>>>
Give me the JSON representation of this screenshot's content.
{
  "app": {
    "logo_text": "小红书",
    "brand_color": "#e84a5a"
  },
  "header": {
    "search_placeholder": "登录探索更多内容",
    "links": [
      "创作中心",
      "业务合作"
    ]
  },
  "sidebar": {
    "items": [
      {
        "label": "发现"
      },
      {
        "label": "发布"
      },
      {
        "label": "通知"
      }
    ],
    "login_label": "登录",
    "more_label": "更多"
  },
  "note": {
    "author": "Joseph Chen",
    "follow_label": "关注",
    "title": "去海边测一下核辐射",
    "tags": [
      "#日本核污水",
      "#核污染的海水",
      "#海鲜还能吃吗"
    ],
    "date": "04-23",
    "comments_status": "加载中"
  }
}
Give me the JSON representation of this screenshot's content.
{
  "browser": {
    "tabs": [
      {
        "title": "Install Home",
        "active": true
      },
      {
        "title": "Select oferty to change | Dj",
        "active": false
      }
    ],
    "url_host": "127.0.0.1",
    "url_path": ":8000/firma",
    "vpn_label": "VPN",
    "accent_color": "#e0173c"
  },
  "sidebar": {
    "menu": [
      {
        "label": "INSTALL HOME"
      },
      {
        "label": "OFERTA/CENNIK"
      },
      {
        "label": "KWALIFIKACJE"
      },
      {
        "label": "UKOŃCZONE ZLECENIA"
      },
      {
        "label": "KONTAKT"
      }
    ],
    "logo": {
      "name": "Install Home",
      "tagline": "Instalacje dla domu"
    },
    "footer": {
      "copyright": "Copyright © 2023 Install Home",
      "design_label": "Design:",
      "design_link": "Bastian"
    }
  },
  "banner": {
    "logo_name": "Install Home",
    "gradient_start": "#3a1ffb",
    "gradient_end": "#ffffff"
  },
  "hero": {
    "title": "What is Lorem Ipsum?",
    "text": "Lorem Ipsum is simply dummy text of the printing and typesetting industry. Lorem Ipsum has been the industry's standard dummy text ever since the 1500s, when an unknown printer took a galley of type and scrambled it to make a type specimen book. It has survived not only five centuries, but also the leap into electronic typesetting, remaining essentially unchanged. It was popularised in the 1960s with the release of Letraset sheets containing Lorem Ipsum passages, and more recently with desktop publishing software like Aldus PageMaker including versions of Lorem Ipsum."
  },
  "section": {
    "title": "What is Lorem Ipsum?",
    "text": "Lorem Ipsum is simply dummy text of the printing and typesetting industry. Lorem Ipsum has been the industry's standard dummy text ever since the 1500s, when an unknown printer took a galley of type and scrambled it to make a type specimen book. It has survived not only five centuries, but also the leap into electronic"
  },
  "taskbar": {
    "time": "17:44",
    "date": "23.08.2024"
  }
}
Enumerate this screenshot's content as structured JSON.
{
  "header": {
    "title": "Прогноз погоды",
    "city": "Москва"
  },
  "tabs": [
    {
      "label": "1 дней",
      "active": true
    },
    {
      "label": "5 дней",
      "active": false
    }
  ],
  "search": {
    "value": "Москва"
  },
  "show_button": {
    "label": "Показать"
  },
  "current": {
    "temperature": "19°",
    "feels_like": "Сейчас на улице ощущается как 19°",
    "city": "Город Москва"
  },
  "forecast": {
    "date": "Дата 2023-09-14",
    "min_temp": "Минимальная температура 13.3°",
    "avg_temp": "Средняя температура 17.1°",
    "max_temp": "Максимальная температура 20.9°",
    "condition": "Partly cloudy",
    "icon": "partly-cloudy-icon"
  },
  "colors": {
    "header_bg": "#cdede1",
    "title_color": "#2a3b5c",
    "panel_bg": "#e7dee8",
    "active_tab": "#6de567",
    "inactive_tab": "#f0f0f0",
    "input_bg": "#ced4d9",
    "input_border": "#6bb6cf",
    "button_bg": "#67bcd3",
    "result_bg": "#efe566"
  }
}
<<<
- WHAT IS BEING ASKED:
Repeat every record exactly as written, please.

- CORRECT OUTPUT:
Give me the JSON representation of this screenshot's content.
{
  "app": {
    "logo_text": "小红书",
    "brand_color": "#e84a5a"
  },
  "header": {
    "search_placeholder": "登录探索更多内容",
    "links": [
      "创作中心",
      "业务合作"
    ]
  },
  "sidebar": {
    "items": [
      {
        "label": "发现"
      },
      {
        "label": "发布"
      },
      {
        "label": "通知"
      }
    ],
    "login_label": "登录",
    "more_label": "更多"
  },
  "note": {
    "author": "Joseph Chen",
    "follow_label": "关注",
    "title": "去海边测一下核辐射",
    "tags": [
      "#日本核污水",
      "#核污染的海水",
      "#海鲜还能吃吗"
    ],
    "date": "04-23",
    "comments_status": "加载中"
  }
}
Give me the JSON representation of this screenshot's content.
{
  "browser": {
    "tabs": [
      {
        "title": "Install Home",
        "active": true
      },
      {
        "title": "Select oferty to change | Dj",
        "active": false
      }
    ],
    "url_host": "127.0.0.1",
    "url_path": ":8000/firma",
    "vpn_label": "VPN",
    "accent_color": "#e0173c"
  },
  "sidebar": {
    "menu": [
      {
        "label": "INSTALL HOME"
      },
      {
        "label": "OFERTA/CENNIK"
      },
      {
        "label": "KWALIFIKACJE"
      },
      {
        "label": "UKOŃCZONE ZLECENIA"
      },
      {
        "label": "KONTAKT"
      }
    ],
    "logo": {
      "name": "Install Home",
      "tagline": "Instalacje dla domu"
    },
    "footer": {
      "copyright": "Copyright © 2023 Install Home",
      "design_label": "Design:",
      "design_link": "Bastian"
    }
  },
  "banner": {
    "logo_name": "Install Home",
    "gradient_start": "#3a1ffb",
    "gradient_end": "#ffffff"
  },
  "hero": {
    "title": "What is Lorem Ipsum?",
    "text": "Lorem Ipsum is simply dummy text of the printing and typesetting industry. Lorem Ipsum has been the industry's standard dummy text ever since the 1500s, when an unknown printer took a galley of type and scrambled it to make a type specimen book. It has survived not only five centuries, but also the leap into electronic typesetting, remaining essentially unchanged. It was popularised in the 1960s with the release of Letraset sheets containing Lorem Ipsum passages, and more recently with desktop publishing software like Aldus PageMaker including versions of Lorem Ipsum."
  },
  "section": {
    "title": "What is Lorem Ipsum?",
    "text": "Lorem Ipsum is simply dummy text of the printing and typesetting industry. Lorem Ipsum has been the industry's standard dummy text ever since the 1500s, when an unknown printer took a galley of type and scrambled it to make a type specimen book. It has survived not only five centuries, but also the leap into electronic"
  },
  "taskbar": {
    "time": "17:44",
    "date": "23.08.2024"
  }
}
Enumerate this screenshot's content as structured JSON.
{
  "header": {
    "title": "Прогноз погоды",
    "city": "Москва"
  },
  "tabs": [
    {
      "label": "1 дней",
      "active": true
    },
    {
      "label": "5 дней",
      "active": false
    }
  ],
  "search": {
    "value": "Москва"
  },
  "show_button": {
    "label": "Показать"
  },
  "current": {
    "temperature": "19°",
    "feels_like": "Сейчас на улице ощущается как 19°",
    "city": "Город Москва"
  },
  "forecast": {
    "date": "Дата 2023-09-14",
    "min_temp": "Минимальная температура 13.3°",
    "avg_temp": "Средняя температура 17.1°",
    "max_temp": "Максимальная температура 20.9°",
    "condition": "Partly cloudy",
    "icon": "partly-cloudy-icon"
  },
  "colors": {
    "header_bg": "#cdede1",
    "title_color": "#2a3b5c",
    "panel_bg": "#e7dee8",
    "active_tab": "#6de567",
    "inactive_tab": "#f0f0f0",
    "input_bg": "#ced4d9",
    "input_border": "#6bb6cf",
    "button_bg": "#67bcd3",
    "result_bg": "#efe566"
  }
}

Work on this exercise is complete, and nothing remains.